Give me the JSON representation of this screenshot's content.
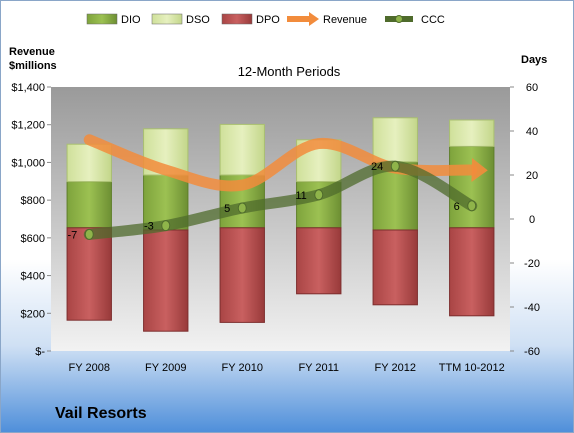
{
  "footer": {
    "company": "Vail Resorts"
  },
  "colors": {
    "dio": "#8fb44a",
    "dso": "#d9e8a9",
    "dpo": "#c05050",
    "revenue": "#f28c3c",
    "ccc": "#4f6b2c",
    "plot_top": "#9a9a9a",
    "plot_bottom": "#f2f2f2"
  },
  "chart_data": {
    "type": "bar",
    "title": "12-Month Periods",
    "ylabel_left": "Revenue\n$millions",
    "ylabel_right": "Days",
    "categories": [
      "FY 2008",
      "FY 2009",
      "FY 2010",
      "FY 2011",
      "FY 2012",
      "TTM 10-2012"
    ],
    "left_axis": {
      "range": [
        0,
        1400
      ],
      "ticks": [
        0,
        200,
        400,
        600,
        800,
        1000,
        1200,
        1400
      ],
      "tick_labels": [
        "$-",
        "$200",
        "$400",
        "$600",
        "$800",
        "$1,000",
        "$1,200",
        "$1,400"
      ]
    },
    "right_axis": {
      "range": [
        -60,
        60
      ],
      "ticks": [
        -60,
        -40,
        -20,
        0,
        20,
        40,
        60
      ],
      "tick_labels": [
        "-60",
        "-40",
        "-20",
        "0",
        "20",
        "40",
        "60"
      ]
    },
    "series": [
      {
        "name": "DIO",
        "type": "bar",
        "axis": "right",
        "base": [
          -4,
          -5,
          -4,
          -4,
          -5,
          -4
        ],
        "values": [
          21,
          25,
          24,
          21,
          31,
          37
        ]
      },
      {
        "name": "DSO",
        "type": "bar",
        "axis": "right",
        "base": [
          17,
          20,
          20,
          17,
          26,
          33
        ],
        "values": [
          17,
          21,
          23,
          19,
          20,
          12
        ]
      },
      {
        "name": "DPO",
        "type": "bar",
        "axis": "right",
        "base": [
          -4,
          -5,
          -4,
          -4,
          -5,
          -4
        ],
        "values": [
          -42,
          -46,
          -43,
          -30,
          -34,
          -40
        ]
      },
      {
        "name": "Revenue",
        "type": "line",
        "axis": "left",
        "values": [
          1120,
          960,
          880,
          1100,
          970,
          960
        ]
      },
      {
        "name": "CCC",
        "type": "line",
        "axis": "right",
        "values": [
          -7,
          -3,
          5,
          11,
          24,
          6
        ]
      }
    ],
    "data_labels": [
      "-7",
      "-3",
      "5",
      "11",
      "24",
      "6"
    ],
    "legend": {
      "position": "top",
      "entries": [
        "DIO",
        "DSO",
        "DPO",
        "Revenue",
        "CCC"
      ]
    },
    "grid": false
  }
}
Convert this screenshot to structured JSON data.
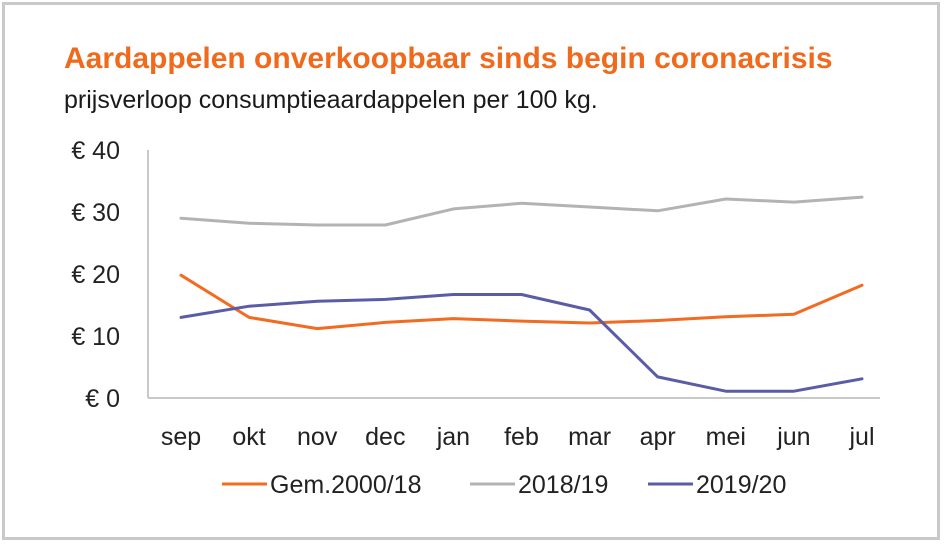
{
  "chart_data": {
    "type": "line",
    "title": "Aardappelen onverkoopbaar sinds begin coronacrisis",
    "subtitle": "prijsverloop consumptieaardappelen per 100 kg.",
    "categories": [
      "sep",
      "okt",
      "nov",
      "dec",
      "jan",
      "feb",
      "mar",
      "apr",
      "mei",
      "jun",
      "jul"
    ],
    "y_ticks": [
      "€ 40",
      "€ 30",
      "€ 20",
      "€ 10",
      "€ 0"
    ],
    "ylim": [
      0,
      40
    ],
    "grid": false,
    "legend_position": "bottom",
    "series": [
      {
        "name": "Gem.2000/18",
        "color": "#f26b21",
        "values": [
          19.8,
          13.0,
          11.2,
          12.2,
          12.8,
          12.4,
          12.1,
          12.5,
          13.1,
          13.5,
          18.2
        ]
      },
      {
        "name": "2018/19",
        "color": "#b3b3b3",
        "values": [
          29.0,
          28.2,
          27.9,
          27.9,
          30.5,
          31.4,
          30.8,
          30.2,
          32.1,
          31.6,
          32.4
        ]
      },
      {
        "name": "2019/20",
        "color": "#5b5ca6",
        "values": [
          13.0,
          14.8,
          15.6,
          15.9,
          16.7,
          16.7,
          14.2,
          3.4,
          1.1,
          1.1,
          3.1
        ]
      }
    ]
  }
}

==

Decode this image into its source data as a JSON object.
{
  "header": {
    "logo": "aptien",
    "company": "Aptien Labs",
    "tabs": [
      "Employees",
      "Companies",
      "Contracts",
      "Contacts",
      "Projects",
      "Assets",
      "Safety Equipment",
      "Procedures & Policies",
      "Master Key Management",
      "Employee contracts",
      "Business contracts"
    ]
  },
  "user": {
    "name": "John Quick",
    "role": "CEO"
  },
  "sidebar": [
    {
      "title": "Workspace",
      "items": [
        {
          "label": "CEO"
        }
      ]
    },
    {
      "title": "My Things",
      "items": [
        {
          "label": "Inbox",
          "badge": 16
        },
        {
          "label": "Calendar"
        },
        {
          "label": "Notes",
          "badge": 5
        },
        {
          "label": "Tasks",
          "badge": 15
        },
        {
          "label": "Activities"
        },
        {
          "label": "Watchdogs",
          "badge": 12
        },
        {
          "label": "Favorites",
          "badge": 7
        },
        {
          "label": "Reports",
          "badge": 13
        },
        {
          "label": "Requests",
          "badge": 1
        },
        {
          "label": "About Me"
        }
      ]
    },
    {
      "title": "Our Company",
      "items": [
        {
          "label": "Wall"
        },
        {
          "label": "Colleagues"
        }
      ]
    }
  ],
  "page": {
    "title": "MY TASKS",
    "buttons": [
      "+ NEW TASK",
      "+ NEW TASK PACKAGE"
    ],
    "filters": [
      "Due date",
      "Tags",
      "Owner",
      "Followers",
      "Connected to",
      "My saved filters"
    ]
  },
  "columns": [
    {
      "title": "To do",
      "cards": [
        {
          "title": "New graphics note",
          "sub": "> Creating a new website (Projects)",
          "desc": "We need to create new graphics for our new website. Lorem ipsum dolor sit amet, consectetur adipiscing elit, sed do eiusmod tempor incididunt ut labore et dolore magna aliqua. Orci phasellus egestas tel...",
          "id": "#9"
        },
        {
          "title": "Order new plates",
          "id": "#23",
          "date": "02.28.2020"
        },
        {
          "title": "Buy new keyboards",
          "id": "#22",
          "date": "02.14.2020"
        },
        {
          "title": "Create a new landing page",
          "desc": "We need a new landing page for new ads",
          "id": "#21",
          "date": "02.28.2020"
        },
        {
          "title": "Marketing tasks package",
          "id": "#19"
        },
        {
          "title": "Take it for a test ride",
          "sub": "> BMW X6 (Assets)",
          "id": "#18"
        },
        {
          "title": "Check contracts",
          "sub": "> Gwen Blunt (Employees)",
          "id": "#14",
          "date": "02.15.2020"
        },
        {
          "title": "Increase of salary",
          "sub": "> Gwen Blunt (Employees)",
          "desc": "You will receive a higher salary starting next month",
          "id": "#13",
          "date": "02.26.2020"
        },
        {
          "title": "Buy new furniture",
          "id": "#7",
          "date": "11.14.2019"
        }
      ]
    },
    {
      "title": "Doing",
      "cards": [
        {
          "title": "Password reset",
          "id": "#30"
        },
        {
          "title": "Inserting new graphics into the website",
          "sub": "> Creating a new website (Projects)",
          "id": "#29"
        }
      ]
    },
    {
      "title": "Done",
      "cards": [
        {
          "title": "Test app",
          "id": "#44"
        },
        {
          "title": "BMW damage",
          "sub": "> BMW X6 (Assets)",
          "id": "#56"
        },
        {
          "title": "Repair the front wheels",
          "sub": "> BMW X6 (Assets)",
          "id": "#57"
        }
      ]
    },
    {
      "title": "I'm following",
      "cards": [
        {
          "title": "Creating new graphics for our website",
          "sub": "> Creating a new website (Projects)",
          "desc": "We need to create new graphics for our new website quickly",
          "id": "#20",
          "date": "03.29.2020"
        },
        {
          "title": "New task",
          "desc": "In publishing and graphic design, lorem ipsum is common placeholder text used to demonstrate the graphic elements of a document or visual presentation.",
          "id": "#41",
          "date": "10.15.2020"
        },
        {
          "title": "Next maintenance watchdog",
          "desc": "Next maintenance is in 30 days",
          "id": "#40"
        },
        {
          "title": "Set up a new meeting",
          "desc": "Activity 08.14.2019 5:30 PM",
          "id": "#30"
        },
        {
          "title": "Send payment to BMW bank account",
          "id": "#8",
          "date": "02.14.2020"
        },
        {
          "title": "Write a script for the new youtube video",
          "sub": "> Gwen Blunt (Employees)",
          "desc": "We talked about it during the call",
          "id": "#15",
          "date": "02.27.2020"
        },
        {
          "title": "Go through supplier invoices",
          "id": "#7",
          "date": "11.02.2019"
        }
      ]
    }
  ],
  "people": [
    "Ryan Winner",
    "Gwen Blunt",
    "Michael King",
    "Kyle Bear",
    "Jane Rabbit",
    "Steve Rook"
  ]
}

INSTRUCTIONS TO FOLLOW:
Which lines hold the word "salary"? Show each one.

TASK OUTPUT:
          "title": "Increase of salary",
          "desc": "You will receive a higher salary starting next month",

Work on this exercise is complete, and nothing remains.